DATA SUPPLIED >>
"""
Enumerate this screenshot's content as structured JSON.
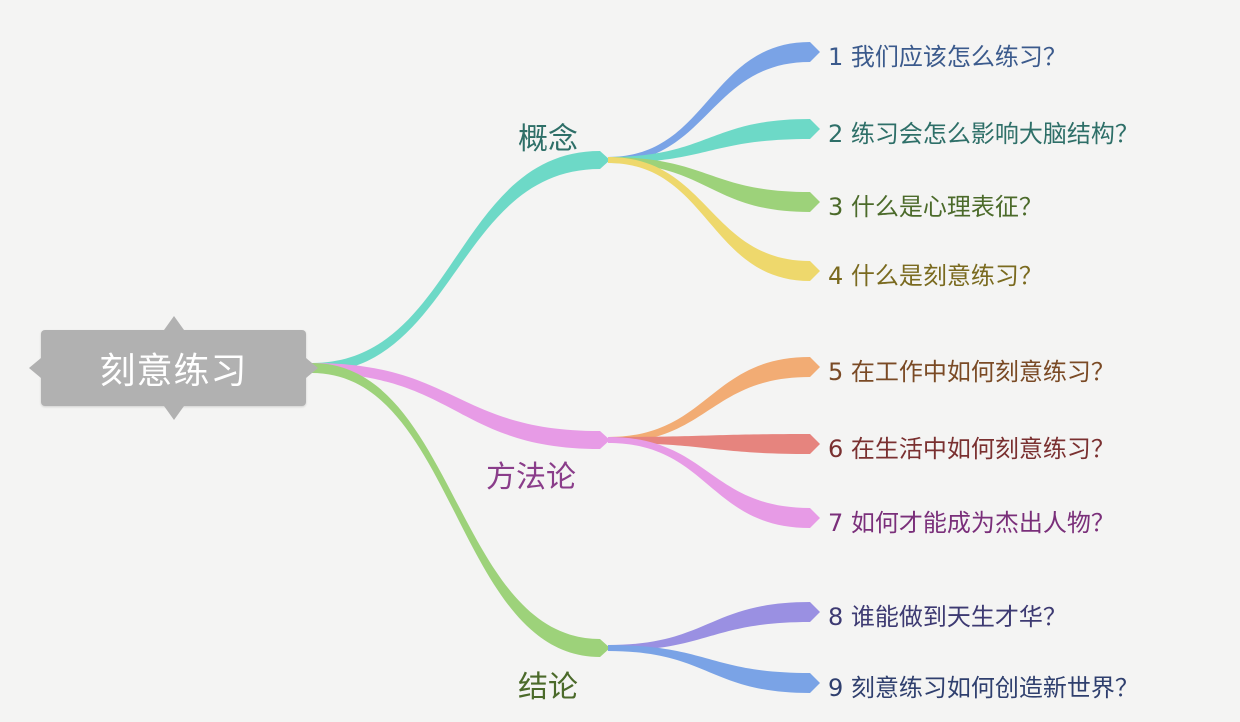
{
  "root": {
    "label": "刻意练习"
  },
  "branches": [
    {
      "label": "概念",
      "color": "#2e6f68",
      "leaves": [
        {
          "label": "1 我们应该怎么练习？",
          "color": "#3b5a8c",
          "stroke": "#7aa3e6"
        },
        {
          "label": "2 练习会怎么影响大脑结构？",
          "color": "#2e6f68",
          "stroke": "#6dd9c7"
        },
        {
          "label": "3 什么是心理表征？",
          "color": "#4b6a2a",
          "stroke": "#9dd27a"
        },
        {
          "label": "4 什么是刻意练习？",
          "color": "#7a6a1f",
          "stroke": "#eed86c"
        }
      ]
    },
    {
      "label": "方法论",
      "color": "#8a3d8a",
      "leaves": [
        {
          "label": "5 在工作中如何刻意练习？",
          "color": "#7a4a25",
          "stroke": "#f2ac74"
        },
        {
          "label": "6 在生活中如何刻意练习？",
          "color": "#7a3030",
          "stroke": "#e6847e"
        },
        {
          "label": "7 如何才能成为杰出人物？",
          "color": "#7a2f7a",
          "stroke": "#e79be6"
        }
      ]
    },
    {
      "label": "结论",
      "color": "#4b6a2a",
      "leaves": [
        {
          "label": "8 谁能做到天生才华？",
          "color": "#3d3a72",
          "stroke": "#9a90e2"
        },
        {
          "label": "9 刻意练习如何创造新世界？",
          "color": "#2f3f6e",
          "stroke": "#7aa3e6"
        }
      ]
    }
  ],
  "branch_strokes": [
    "#6dd9c7",
    "#e79be6",
    "#9dd27a"
  ]
}
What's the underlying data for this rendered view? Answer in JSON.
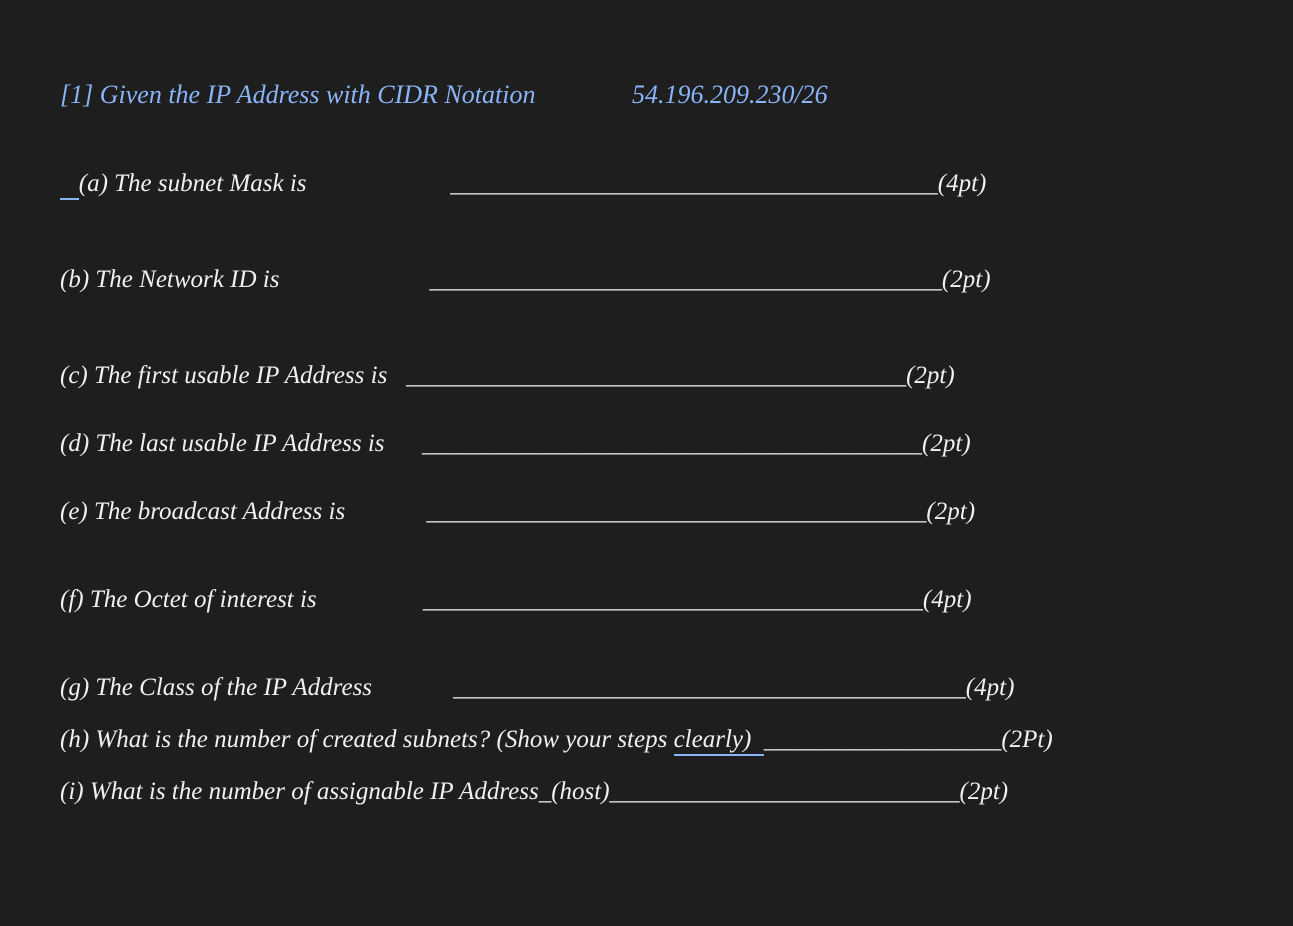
"""
WHAT THE TASK ASKS >> Return all the entries word for word, but omit any pictures they contain.

CORRECT ANSWER >>
Enumerate this screenshot's content as structured JSON.
{
  "root": {
    "label": "刻意练习"
  },
  "branches": [
    {
      "label": "概念",
      "color": "#2e6f68",
      "leaves": [
        {
          "label": "1 我们应该怎么练习？",
          "color": "#3b5a8c",
          "stroke": "#7aa3e6"
        },
        {
          "label": "2 练习会怎么影响大脑结构？",
          "color": "#2e6f68",
          "stroke": "#6dd9c7"
        },
        {
          "label": "3 什么是心理表征？",
          "color": "#4b6a2a",
          "stroke": "#9dd27a"
        },
        {
          "label": "4 什么是刻意练习？",
          "color": "#7a6a1f",
          "stroke": "#eed86c"
        }
      ]
    },
    {
      "label": "方法论",
      "color": "#8a3d8a",
      "leaves": [
        {
          "label": "5 在工作中如何刻意练习？",
          "color": "#7a4a25",
          "stroke": "#f2ac74"
        },
        {
          "label": "6 在生活中如何刻意练习？",
          "color": "#7a3030",
          "stroke": "#e6847e"
        },
        {
          "label": "7 如何才能成为杰出人物？",
          "color": "#7a2f7a",
          "stroke": "#e79be6"
        }
      ]
    },
    {
      "label": "结论",
      "color": "#4b6a2a",
      "leaves": [
        {
          "label": "8 谁能做到天生才华？",
          "color": "#3d3a72",
          "stroke": "#9a90e2"
        },
        {
          "label": "9 刻意练习如何创造新世界？",
          "color": "#2f3f6e",
          "stroke": "#7aa3e6"
        }
      ]
    }
  ],
  "branch_strokes": [
    "#6dd9c7",
    "#e79be6",
    "#9dd27a"
  ]
}
What's the underlying data for this rendered view? Answer in JSON.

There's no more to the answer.